TASK TO COMPLETE:
Reproduce the records word for word from the first line through the line containing "annotation: b (493, 32, 503, 51)", including both of those lines.

DATA PROVIDED:
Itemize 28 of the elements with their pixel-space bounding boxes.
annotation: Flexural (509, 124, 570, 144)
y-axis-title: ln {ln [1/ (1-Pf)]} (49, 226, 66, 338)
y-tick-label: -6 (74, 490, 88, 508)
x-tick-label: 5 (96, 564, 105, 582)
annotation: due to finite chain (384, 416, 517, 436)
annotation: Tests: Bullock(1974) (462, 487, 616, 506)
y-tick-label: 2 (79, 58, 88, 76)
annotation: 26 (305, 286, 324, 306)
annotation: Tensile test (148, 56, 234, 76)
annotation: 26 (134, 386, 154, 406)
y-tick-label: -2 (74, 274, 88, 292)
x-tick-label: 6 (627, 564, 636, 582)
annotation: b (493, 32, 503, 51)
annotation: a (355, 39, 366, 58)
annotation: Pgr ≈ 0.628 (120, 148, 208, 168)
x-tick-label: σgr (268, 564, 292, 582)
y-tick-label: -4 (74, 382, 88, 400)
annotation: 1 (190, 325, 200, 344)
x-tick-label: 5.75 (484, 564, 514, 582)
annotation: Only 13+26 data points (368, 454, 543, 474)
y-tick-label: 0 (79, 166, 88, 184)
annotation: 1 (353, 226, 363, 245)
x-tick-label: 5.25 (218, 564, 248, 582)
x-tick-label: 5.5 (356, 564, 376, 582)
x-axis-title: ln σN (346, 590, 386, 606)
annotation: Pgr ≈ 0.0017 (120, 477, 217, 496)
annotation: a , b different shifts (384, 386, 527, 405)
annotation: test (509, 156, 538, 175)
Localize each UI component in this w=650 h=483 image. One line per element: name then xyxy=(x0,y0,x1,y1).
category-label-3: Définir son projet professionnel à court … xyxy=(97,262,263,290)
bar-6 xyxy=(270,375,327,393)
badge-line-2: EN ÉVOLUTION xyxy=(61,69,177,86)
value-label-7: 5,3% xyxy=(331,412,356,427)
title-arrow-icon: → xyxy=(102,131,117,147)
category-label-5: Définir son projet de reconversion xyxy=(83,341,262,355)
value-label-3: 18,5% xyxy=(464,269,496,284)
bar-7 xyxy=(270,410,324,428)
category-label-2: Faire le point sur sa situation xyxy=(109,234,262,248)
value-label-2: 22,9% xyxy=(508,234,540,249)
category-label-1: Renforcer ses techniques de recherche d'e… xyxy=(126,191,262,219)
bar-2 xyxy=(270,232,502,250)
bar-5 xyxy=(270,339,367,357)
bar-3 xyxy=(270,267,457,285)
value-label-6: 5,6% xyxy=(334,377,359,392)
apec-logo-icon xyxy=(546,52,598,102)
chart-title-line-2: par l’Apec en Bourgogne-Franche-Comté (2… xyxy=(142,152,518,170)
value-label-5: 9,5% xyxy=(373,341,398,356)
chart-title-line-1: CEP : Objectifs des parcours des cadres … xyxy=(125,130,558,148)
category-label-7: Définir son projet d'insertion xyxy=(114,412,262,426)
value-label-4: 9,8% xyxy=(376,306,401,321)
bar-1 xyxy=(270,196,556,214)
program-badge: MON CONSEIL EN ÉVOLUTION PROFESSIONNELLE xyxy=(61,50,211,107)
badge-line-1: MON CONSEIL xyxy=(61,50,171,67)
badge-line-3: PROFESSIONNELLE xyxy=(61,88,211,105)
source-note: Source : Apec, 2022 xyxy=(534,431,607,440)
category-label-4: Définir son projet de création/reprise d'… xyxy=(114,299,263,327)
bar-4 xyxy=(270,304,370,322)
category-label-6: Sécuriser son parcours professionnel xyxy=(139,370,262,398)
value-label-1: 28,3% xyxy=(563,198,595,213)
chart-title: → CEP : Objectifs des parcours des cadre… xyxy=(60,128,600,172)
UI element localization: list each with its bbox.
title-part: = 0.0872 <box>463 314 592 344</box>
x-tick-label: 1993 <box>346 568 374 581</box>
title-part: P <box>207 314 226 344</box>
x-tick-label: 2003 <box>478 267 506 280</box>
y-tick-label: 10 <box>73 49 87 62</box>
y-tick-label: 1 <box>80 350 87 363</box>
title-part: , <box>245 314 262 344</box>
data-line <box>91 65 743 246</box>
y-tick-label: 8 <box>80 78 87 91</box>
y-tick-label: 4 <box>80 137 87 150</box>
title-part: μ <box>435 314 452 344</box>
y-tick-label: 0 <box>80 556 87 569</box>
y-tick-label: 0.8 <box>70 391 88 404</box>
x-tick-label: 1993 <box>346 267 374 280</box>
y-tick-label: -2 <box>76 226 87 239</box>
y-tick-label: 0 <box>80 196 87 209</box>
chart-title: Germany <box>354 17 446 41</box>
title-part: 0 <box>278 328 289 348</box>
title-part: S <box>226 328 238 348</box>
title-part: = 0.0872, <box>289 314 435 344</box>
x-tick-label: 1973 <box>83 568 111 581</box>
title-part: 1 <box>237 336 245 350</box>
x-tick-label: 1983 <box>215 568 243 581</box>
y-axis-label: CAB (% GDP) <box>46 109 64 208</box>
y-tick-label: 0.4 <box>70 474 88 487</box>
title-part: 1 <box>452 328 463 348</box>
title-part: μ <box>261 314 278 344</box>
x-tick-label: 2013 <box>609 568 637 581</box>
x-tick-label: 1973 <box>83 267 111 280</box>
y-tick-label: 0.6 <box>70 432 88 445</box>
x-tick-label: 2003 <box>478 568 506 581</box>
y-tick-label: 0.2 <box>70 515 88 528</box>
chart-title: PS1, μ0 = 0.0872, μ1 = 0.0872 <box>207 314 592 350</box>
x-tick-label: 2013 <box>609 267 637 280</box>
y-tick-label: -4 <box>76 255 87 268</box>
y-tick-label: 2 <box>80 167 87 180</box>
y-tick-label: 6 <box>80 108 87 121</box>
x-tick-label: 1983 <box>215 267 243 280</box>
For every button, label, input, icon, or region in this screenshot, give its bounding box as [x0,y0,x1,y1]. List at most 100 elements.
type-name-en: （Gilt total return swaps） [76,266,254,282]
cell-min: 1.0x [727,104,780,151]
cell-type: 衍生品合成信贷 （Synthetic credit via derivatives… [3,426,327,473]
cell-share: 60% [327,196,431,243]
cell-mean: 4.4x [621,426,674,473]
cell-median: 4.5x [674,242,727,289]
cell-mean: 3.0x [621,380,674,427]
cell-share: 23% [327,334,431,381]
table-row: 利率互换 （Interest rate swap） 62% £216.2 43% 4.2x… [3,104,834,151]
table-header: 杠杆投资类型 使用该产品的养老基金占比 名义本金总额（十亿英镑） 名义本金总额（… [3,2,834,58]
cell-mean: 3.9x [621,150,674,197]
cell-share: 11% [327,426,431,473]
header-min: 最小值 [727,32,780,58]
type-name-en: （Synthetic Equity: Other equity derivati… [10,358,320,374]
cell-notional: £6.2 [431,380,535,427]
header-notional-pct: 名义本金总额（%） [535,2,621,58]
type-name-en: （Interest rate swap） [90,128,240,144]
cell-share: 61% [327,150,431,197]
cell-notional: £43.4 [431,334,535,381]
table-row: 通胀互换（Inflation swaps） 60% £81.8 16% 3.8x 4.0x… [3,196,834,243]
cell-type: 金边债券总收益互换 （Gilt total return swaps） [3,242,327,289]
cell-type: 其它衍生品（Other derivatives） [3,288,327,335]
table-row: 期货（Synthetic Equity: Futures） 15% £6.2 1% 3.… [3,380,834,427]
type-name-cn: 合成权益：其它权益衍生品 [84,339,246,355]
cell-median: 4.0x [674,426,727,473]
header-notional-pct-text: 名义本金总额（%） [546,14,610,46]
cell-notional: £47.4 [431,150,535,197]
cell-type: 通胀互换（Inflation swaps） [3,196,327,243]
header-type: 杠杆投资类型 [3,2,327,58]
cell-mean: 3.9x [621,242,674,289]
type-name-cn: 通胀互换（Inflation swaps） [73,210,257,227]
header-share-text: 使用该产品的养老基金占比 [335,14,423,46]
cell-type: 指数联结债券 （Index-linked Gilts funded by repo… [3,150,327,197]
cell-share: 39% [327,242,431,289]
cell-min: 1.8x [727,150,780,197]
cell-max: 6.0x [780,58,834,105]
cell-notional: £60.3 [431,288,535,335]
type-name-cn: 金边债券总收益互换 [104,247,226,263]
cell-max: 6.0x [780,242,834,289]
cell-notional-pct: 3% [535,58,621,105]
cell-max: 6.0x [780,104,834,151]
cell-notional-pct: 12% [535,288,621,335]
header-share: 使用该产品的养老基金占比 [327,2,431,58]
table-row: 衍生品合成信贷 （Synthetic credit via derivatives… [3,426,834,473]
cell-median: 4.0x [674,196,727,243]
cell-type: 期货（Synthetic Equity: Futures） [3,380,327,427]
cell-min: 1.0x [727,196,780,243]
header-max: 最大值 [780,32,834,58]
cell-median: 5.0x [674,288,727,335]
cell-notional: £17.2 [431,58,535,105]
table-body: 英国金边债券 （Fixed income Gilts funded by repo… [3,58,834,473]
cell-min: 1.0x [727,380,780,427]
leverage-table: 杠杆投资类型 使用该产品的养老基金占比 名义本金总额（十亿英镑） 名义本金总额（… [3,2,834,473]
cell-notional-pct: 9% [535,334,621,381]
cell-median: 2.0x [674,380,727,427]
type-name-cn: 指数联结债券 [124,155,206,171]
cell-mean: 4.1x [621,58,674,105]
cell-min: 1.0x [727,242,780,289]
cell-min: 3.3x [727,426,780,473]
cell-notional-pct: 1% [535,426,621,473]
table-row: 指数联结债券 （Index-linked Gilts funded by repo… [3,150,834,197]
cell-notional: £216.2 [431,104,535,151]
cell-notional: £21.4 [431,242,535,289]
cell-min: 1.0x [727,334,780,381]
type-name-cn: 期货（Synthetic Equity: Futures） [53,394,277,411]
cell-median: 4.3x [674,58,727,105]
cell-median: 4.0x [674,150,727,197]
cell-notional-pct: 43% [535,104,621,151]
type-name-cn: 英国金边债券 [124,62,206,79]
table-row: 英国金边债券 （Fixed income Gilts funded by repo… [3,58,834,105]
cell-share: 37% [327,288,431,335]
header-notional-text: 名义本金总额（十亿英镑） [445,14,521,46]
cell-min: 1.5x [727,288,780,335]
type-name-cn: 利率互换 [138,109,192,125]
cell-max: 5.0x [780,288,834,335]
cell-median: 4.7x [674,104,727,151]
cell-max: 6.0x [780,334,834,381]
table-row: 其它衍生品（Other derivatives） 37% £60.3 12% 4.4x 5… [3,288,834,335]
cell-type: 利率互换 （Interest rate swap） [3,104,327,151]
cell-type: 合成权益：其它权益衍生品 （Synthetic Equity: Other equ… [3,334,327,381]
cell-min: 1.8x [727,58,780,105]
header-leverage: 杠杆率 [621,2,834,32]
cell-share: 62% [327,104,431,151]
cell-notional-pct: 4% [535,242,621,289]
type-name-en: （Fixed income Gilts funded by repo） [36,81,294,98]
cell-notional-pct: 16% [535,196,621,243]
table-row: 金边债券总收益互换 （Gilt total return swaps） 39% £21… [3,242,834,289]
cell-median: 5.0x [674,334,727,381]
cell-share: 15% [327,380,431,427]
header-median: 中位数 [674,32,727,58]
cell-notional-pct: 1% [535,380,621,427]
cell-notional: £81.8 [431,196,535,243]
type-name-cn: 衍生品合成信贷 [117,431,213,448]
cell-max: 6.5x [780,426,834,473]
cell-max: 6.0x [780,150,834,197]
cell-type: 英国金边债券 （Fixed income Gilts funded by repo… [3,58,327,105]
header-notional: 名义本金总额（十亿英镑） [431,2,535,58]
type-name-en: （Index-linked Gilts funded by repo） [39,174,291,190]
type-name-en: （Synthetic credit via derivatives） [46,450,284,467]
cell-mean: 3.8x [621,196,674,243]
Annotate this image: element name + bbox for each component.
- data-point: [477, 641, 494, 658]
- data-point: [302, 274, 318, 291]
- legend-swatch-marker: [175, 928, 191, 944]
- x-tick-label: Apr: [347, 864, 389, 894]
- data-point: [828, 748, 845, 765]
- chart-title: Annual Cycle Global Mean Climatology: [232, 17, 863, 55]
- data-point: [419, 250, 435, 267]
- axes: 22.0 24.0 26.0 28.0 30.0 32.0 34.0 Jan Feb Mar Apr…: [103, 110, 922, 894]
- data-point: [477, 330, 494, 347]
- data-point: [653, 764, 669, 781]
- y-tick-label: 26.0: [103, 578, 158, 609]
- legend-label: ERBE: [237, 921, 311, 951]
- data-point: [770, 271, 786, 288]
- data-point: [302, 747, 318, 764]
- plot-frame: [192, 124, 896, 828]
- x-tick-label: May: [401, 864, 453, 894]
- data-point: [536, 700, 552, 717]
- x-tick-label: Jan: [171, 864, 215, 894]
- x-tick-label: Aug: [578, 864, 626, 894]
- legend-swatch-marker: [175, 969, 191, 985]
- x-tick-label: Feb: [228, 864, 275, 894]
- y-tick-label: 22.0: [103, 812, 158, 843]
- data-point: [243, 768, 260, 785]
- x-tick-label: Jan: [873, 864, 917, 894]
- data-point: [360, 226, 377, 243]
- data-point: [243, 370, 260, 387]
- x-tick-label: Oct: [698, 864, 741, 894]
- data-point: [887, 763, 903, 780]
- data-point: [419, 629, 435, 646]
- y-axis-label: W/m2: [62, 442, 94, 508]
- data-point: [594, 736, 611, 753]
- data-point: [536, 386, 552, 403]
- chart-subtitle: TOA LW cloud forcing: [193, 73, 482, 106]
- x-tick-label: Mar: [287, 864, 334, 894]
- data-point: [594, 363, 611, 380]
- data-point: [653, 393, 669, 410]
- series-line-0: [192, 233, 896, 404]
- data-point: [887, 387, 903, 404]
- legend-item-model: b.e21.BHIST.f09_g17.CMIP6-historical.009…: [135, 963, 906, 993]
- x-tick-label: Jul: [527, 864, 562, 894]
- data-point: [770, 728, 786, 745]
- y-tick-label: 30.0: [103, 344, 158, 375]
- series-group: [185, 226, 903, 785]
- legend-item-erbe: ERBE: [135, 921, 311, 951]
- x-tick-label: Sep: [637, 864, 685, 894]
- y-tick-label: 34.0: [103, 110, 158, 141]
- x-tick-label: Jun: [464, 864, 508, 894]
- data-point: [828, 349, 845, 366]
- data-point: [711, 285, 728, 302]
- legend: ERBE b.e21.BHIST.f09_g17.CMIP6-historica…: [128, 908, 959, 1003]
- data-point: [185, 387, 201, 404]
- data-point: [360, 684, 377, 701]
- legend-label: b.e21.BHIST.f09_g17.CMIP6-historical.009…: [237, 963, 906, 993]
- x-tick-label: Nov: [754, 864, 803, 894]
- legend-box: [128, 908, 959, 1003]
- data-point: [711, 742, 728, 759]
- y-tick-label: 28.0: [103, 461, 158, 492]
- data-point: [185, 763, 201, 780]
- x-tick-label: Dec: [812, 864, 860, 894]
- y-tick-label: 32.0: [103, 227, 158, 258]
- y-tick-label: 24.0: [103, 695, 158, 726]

COMPLETED EXERCISE:
Itemize 28 of the elements with their pixel-space bounding boxes.
annotation: Flexural (509, 124, 570, 144)
y-axis-title: ln {ln [1/ (1-Pf)]} (49, 226, 66, 338)
y-tick-label: -6 (74, 490, 88, 508)
x-tick-label: 5 (96, 564, 105, 582)
annotation: due to finite chain (384, 416, 517, 436)
annotation: Tests: Bullock(1974) (462, 487, 616, 506)
y-tick-label: 2 (79, 58, 88, 76)
annotation: 26 (305, 286, 324, 306)
annotation: Tensile test (148, 56, 234, 76)
annotation: 26 (134, 386, 154, 406)
y-tick-label: -2 (74, 274, 88, 292)
x-tick-label: 6 (627, 564, 636, 582)
annotation: b (493, 32, 503, 51)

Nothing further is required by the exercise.